Text section:
***
We always hear that life is short. But what if it really is?
This morning, I had the privilege to spend a few hours at a local nursing home in Lynchburg. Our service project (which was really just my idea of an enjoyable Saturday morning) was to sit with the patients, talk with them, build relationships with them, and simply love them with the love of Jesus. I sat with 93 year-old Isabelle, who hates her name but loves her son in California. I sat with Mary, who was overflowing with happiness and slightly nutty. She told me as I sat with her, “You is kind.” I told her she was wonderful.
When we left the nursing home, I told them that I would see them next week. Maybe I won’t – because maybe they won’t be alive. When you’ve been alive for 93 years, you don’t know anything for certain anymore.
***
(Page segmentation data)

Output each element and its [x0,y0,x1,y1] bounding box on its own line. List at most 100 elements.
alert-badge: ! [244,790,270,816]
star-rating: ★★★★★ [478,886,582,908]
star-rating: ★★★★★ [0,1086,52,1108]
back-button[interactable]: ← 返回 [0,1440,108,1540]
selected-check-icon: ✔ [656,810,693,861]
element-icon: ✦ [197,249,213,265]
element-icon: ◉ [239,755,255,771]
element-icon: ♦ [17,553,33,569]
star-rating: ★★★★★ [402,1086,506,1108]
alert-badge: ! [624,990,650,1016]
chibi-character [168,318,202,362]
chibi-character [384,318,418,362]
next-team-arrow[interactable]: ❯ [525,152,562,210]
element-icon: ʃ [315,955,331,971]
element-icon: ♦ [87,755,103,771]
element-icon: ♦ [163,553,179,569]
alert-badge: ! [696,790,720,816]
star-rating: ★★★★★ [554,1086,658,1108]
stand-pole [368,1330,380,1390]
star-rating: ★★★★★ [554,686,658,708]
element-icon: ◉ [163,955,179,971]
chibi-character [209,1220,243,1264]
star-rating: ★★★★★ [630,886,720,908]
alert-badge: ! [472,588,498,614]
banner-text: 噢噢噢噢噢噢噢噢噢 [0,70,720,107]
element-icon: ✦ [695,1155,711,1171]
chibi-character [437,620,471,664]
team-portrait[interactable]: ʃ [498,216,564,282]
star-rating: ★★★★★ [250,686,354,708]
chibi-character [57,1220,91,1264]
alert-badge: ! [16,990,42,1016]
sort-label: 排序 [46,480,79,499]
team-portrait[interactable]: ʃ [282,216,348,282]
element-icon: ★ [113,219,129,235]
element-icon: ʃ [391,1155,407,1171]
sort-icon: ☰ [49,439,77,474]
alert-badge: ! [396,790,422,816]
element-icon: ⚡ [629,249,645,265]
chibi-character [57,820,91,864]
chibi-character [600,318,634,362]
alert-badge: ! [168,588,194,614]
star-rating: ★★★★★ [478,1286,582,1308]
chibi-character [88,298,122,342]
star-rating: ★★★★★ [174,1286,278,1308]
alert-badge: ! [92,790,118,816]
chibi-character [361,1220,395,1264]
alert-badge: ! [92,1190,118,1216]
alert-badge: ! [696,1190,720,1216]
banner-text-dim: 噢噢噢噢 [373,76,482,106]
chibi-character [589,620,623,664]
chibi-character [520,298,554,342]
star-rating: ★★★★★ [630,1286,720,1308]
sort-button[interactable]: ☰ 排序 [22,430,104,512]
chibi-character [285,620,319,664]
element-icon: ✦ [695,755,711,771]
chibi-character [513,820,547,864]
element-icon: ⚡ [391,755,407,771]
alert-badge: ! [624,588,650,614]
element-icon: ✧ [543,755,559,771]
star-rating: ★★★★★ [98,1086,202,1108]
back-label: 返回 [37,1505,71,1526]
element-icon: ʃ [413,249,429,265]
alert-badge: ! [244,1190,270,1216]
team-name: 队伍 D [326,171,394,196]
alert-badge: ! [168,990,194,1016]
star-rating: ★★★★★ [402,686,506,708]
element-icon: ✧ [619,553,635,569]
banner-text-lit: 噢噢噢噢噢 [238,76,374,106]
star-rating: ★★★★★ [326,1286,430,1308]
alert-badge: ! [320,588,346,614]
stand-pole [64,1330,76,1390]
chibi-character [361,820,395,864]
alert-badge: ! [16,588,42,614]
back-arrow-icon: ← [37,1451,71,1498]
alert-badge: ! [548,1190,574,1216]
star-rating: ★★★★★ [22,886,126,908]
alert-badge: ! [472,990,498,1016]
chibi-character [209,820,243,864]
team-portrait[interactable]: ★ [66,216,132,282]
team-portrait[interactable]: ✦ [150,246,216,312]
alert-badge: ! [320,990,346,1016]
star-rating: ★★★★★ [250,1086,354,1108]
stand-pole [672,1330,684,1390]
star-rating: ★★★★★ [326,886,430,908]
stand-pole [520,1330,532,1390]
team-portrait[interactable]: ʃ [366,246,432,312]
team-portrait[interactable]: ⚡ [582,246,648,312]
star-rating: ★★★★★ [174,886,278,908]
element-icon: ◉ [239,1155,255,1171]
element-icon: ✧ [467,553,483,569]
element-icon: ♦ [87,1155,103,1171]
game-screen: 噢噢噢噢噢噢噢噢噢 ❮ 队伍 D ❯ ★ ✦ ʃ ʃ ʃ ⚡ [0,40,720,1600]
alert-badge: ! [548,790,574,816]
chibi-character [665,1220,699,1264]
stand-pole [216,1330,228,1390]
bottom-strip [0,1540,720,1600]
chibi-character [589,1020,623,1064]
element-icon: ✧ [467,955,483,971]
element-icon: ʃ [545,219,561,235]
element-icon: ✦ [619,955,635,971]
***
Complete the following:
**a.** Can you condense the paragraph of the nursing home post that begins "This morning, I had the privilege" into a shorter version that keeps its main facts?
**b.** Would you output the part of the nursing home post between "When we left" and "for certain anymore.", inclusive, word for word?
**c.** Could you finish out the next part of the nursing home post, picking up after its final sentence?

Answers provided:
**a.** This morning I spent a few hours at a Lynchburg nursing home on a service project: sitting and talking with the patients, building relationships, and loving them with the love of Jesus. I sat with 93-year-old Isabelle, who hates her name but loves her son in California, and with Mary, happy and slightly nutty, who told me, "You is kind." I told her she was wonderful.

**b.**
When we left the nursing home, I told them that I would see them next week. Maybe I won’t – because maybe they won’t be alive. When you’ve been alive for 93 years, you don’t know anything for certain anymore.

**c.**
Then we went to lunch at the school cafeteria. Compared to the slow-moving, sleepy nursing home, the energetic environment of the “Rot” woke me up sharply. Walking past their able bodies and young minds reminded me too bluntly that in just sixty or seventy years, their bodies would be hunched over, their skin would be wrinkly, and their hearing would be fading. That hair that they work so hard to perfect every morning? Grayed and getting perms every few weeks. Few of them are actively conscious of such a sobering fact, but it faces each of them who will live to an old age – and it deserves some thought. In the 1989 film Dead Poets Society, the professor wisely says to his students, “We are food for worms, lads. Because, believe it or not, each and every one of us in this room is one day going to stop breathing, turn cold, and die.” Granted, every man will spend eternity somewhere as well, but while we are a blip on the radar of the history books, what in the world are we doing?
I was recently challenged to do something unconventional. I was told to picture my headstone. You know, the slab of stone they’re going to stick in the ground to mark where they buried my remains when I kick the bucket.
Naturally, it will have my name, my birth date, and the date of my death. But often, headstones also have a brief message – an inspiring quote or a few words to describe the deceased. An entire life encapsulated into one single set of words. Often, they state the most central truth about someone’s life. And in a few centuries, all that will be remembered of someone is that headstone with those dates and that one little phrase.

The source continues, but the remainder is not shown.